Data excerpts

::::::::

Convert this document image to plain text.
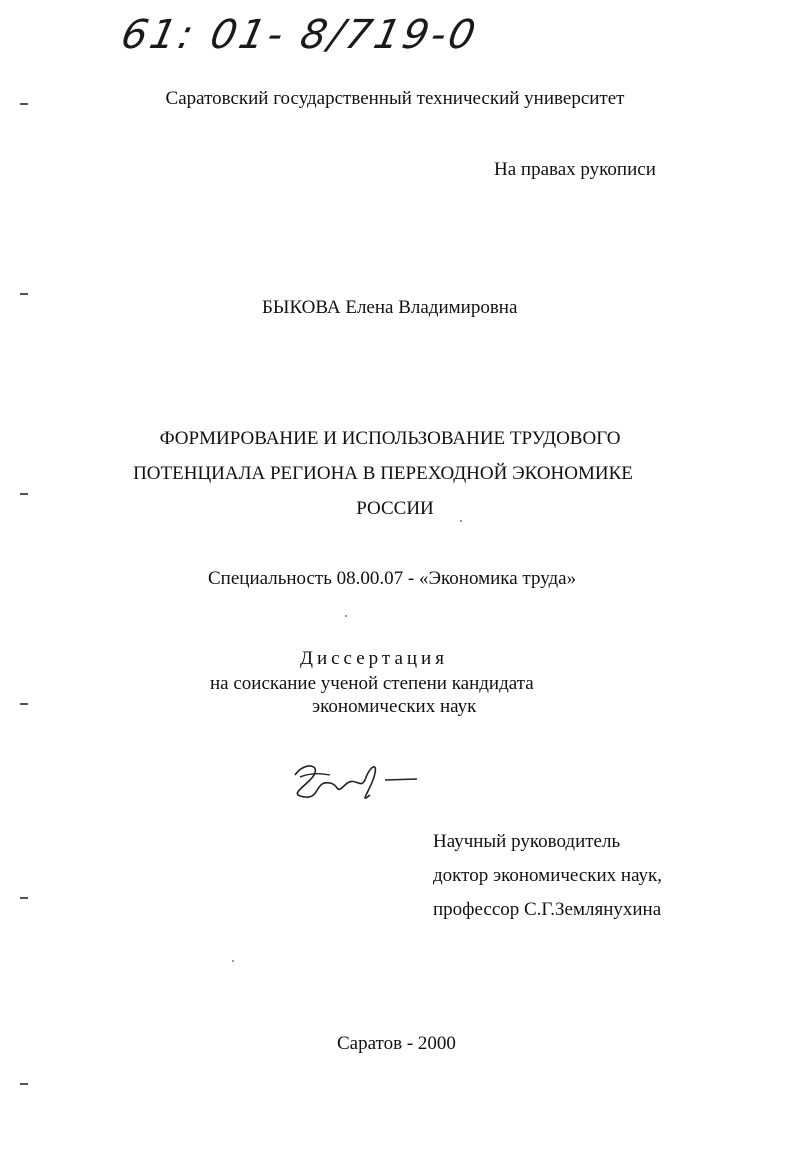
61: 01- 8/719-0
Саратовский государственный технический университет
На правах рукописи
БЫКОВА Елена Владимировна
ФОРМИРОВАНИЕ И ИСПОЛЬЗОВАНИЕ ТРУДОВОГО
ПОТЕНЦИАЛА РЕГИОНА В ПЕРЕХОДНОЙ ЭКОНОМИКЕ
РОССИИ
Специальность 08.00.07 - «Экономика труда»
Диссертация
на соискание ученой степени кандидата
экономических наук
Научный руководитель
доктор экономических наук,
профессор С.Г.Землянухина
Саратов - 2000
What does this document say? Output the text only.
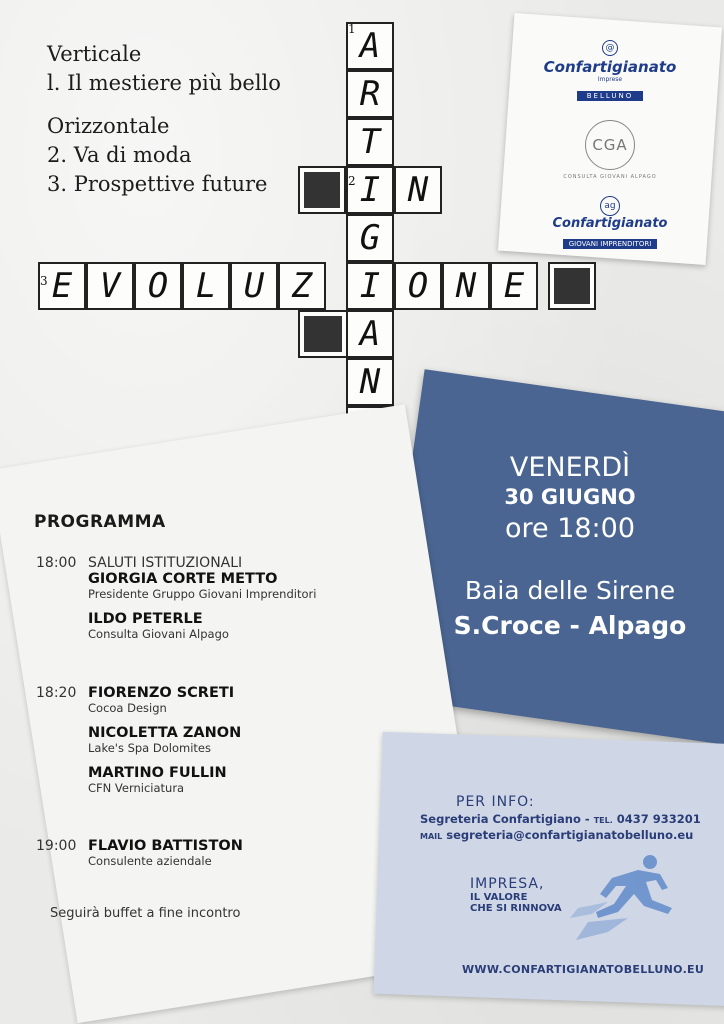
Verticale
l. Il mestiere più bello
Orizzontale
2. Va di moda
3. Prospettive future
A
R
T
I
G
I
A
N
N
E V O L U Z	O N E
1
2
3
@
Confartigianato
Imprese
BELLUNO
CGA
CONSULTA GIOVANI ALPAGO
ag
Confartigianato
GIOVANI IMPRENDITORI
VENERDÌ
30 GIUGNO
ore 18:00
Baia delle Sirene
S.Croce - Alpago
PROGRAMMA
18:00 SALUTI ISTITUZIONALI
GIORGIA CORTE METTO
Presidente Gruppo Giovani Imprenditori
ILDO PETERLE
Consulta Giovani Alpago
18:20 FIORENZO SCRETI
Cocoa Design
NICOLETTA ZANON
Lake's Spa Dolomites
MARTINO FULLIN
CFN Verniciatura
19:00 FLAVIO BATTISTON
Consulente aziendale
Seguirà buffet a fine incontro
PER INFO:
Segreteria Confartigiano - TEL. 0437 933201
MAIL segreteria@confartigianatobelluno.eu
IMPRESA,
IL VALORE
CHE SI RINNOVA
WWW.CONFARTIGIANATOBELLUNO.EU
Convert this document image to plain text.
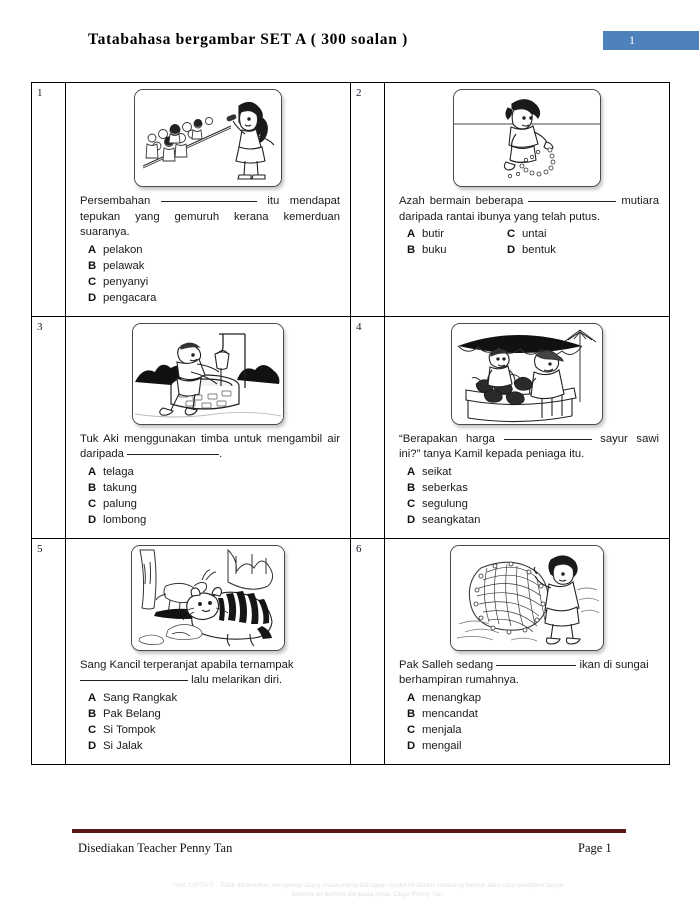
Tatabahasa bergambar SET A ( 300 soalan )	1
1

Persembahan	itu mendapat tepukan yang gemuruh kerana kemerduan suaranya.

A pelakon
B pelawak
C penyanyi
D pengacara

2

Azah bermain beberapa	mutiara daripada rantai ibunya yang telah putus.

A butir	C untai
B buku	D bentuk

3

Tuk Aki menggunakan timba untuk mengambil air daripada	.

A telaga
B takung
C palung
D lombong

4

“Berapakan harga	sayur sawi ini?” tanya Kamil kepada peniaga itu.

A seikat
B seberkas
C segulung
D seangkatan

5

Sang Kancil terperanjat apabila ternampak
lalu melarikan diri.

A Sang Rangkak
B Pak Belang
C Si Tompok
D Si Jalak

6

Pak Salleh sedang	ikan di sungai berhampiran rumahnya.

A menangkap
B mencandat
C menjala
D mengail
Disediakan Teacher Penny Tan	Page 1
HAK CIPTA © : Tidak dibenarkan mengeluar ulang mana-mana bahagian modul ini dalam sebarang bentuk atau cara sekalipun tanpa kebenaran bertulis daripada pihak Cikgu Penny Tan.
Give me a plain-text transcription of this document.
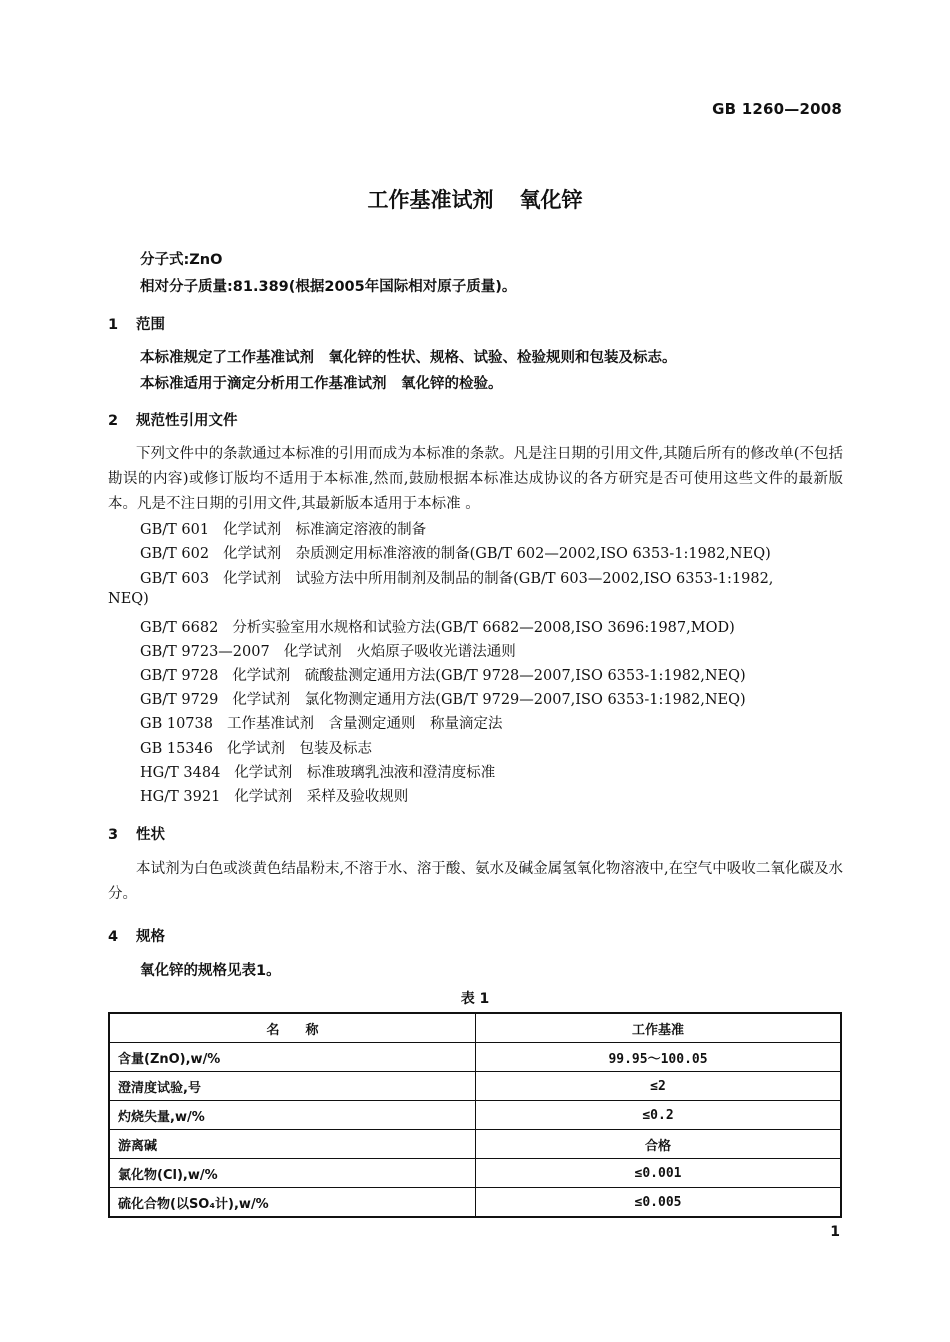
GB 1260—2008
工作基准试剂 氧化锌
分子式:ZnO
相对分子质量:81.389(根据2005年国际相对原子质量)。
1 范围
本标准规定了工作基准试剂　氧化锌的性状、规格、试验、检验规则和包装及标志。
本标准适用于滴定分析用工作基准试剂　氧化锌的检验。
2 规范性引用文件
下列文件中的条款通过本标准的引用而成为本标准的条款。凡是注日期的引用文件,其随后所有的修改单(不包括勘误的内容)或修订版均不适用于本标准,然而,鼓励根据本标准达成协议的各方研究是否可使用这些文件的最新版本。凡是不注日期的引用文件,其最新版本适用于本标准 。
GB/T 601 化学试剂　标准滴定溶液的制备
GB/T 602 化学试剂　杂质测定用标准溶液的制备(GB/T 602—2002,ISO 6353-1:1982,NEQ)
GB/T 603 化学试剂　试验方法中所用制剂及制品的制备(GB/T 603—2002,ISO 6353-1:1982,
NEQ)
GB/T 6682 分析实验室用水规格和试验方法(GB/T 6682—2008,ISO 3696:1987,MOD)
GB/T 9723—2007 化学试剂　火焰原子吸收光谱法通则
GB/T 9728 化学试剂　硫酸盐测定通用方法(GB/T 9728—2007,ISO 6353-1:1982,NEQ)
GB/T 9729 化学试剂　氯化物测定通用方法(GB/T 9729—2007,ISO 6353-1:1982,NEQ)
GB 10738 工作基准试剂　含量测定通则　称量滴定法
GB 15346 化学试剂　包装及标志
HG/T 3484 化学试剂　标准玻璃乳浊液和澄清度标准
HG/T 3921 化学试剂　采样及验收规则
3 性状
本试剂为白色或淡黄色结晶粉末,不溶于水、溶于酸、氨水及碱金属氢氧化物溶液中,在空气中吸收二氧化碳及水分。
4 规格
氧化锌的规格见表1。
表 1
名　　称	工作基准
含量(ZnO),w/%	99.95～100.05
澄清度试验,号	≤2
灼烧失量,w/%	≤0.2
游离碱	合格
氯化物(Cl),w/%	≤0.001
硫化合物(以SO₄计),w/%	≤0.005
1
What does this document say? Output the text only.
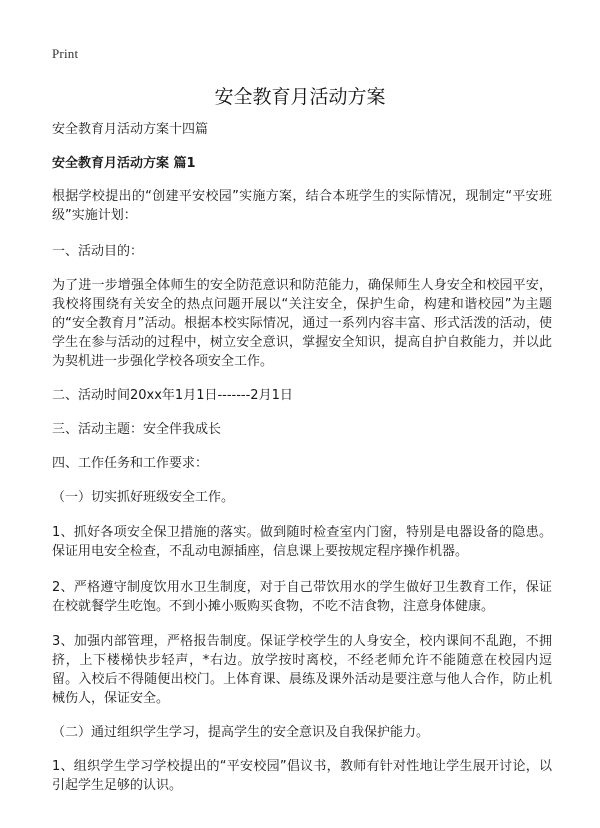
Print
安全教育月活动方案

安全教育月活动方案十四篇

安全教育月活动方案 篇1

根据学校提出的“创建平安校园”实施方案，结合本班学生的实际情况，现制定“平安班级”实施计划：

一、活动目的：

为了进一步增强全体师生的安全防范意识和防范能力，确保师生人身安全和校园平安，我校将围绕有关安全的热点问题开展以“关注安全，保护生命，构建和谐校园”为主题的“安全教育月”活动。根据本校实际情况，通过一系列内容丰富、形式活泼的活动，使学生在参与活动的过程中，树立安全意识，掌握安全知识，提高自护自救能力，并以此为契机进一步强化学校各项安全工作。

二、活动时间20xx年1月1日-------2月1日

三、活动主题：安全伴我成长

四、工作任务和工作要求：

（一）切实抓好班级安全工作。

1、抓好各项安全保卫措施的落实。做到随时检查室内门窗，特别是电器设备的隐患。保证用电安全检查，不乱动电源插座，信息课上要按规定程序操作机器。

2、严格遵守制度饮用水卫生制度，对于自己带饮用水的学生做好卫生教育工作，保证在校就餐学生吃饱。不到小摊小贩购买食物，不吃不洁食物，注意身体健康。

3、加强内部管理，严格报告制度。保证学校学生的人身安全，校内课间不乱跑，不拥挤，上下楼梯快步轻声，*右边。放学按时离校，不经老师允许不能随意在校园内逗留。入校后不得随便出校门。上体育课、晨练及课外活动是要注意与他人合作，防止机械伤人，保证安全。

（二）通过组织学生学习，提高学生的安全意识及自我保护能力。

1、组织学生学习学校提出的“平安校园”倡议书，教师有针对性地让学生展开讨论，以引起学生足够的认识。
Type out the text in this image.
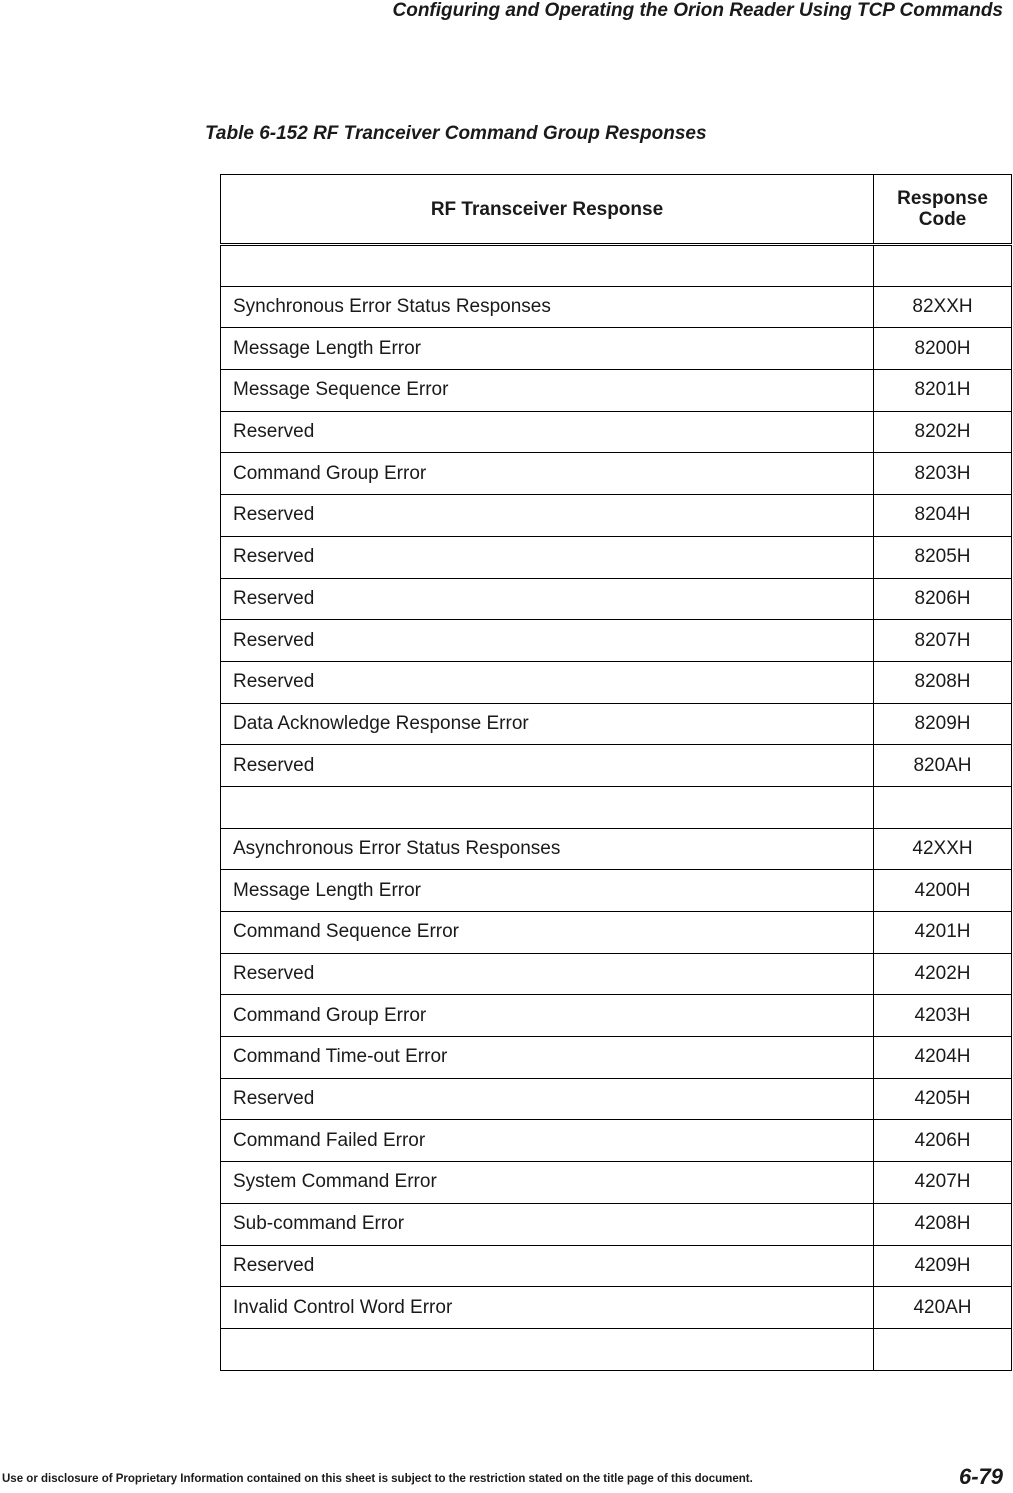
Configuring and Operating the Orion Reader Using TCP Commands
Table 6-152 RF Tranceiver Command Group Responses
RF Transceiver Response	Response Code

Synchronous Error Status Responses	82XXH
Message Length Error	8200H
Message Sequence Error	8201H
Reserved	8202H
Command Group Error	8203H
Reserved	8204H
Reserved	8205H
Reserved	8206H
Reserved	8207H
Reserved	8208H
Data Acknowledge Response Error	8209H
Reserved	820AH

Asynchronous Error Status Responses	42XXH
Message Length Error	4200H
Command Sequence Error	4201H
Reserved	4202H
Command Group Error	4203H
Command Time-out Error	4204H
Reserved	4205H
Command Failed Error	4206H
System Command Error	4207H
Sub-command Error	4208H
Reserved	4209H
Invalid Control Word Error	420AH

Use or disclosure of Proprietary Information contained on this sheet is subject to the restriction stated on the title page of this document.	6-79
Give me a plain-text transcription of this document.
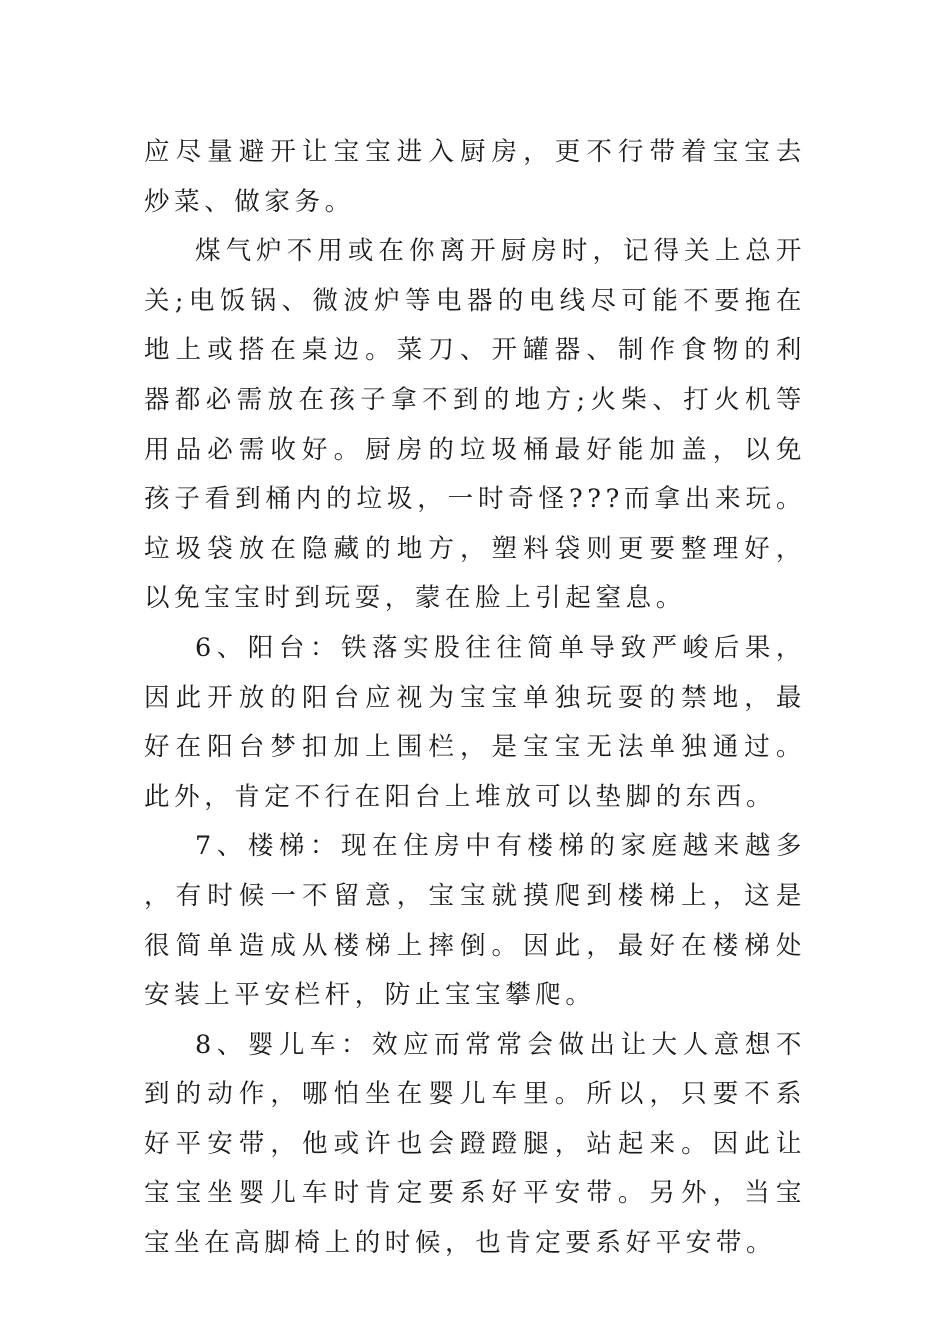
应尽量避开让宝宝进入厨房，更不行带着宝宝去炒菜、做家务。

煤气炉不用或在你离开厨房时，记得关上总开关;电饭锅、微波炉等电器的电线尽可能不要拖在地上或搭在桌边。菜刀、开罐器、制作食物的利器都必需放在孩子拿不到的地方;火柴、打火机等用品必需收好。厨房的垃圾桶最好能加盖，以免孩子看到桶内的垃圾，一时奇怪???而拿出来玩。垃圾袋放在隐藏的地方，塑料袋则更要整理好，以免宝宝时到玩耍，蒙在脸上引起窒息。

6、阳台：铁落实股往往简单导致严峻后果，因此开放的阳台应视为宝宝单独玩耍的禁地，最好在阳台梦扣加上围栏，是宝宝无法单独通过。此外，肯定不行在阳台上堆放可以垫脚的东西。

7、楼梯：现在住房中有楼梯的家庭越来越多，有时候一不留意，宝宝就摸爬到楼梯上，这是很简单造成从楼梯上摔倒。因此，最好在楼梯处安装上平安栏杆，防止宝宝攀爬。

8、婴儿车：效应而常常会做出让大人意想不到的动作，哪怕坐在婴儿车里。所以，只要不系好平安带，他或许也会蹬蹬腿，站起来。因此让宝宝坐婴儿车时肯定要系好平安带。另外，当宝宝坐在高脚椅上的时候，也肯定要系好平安带。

::::::::

SHORT EXERCISE »
Determine how many lines in the data above contain the string "наук". Give nothing except the number.

ANSWER TO THIS EXERCISE »
2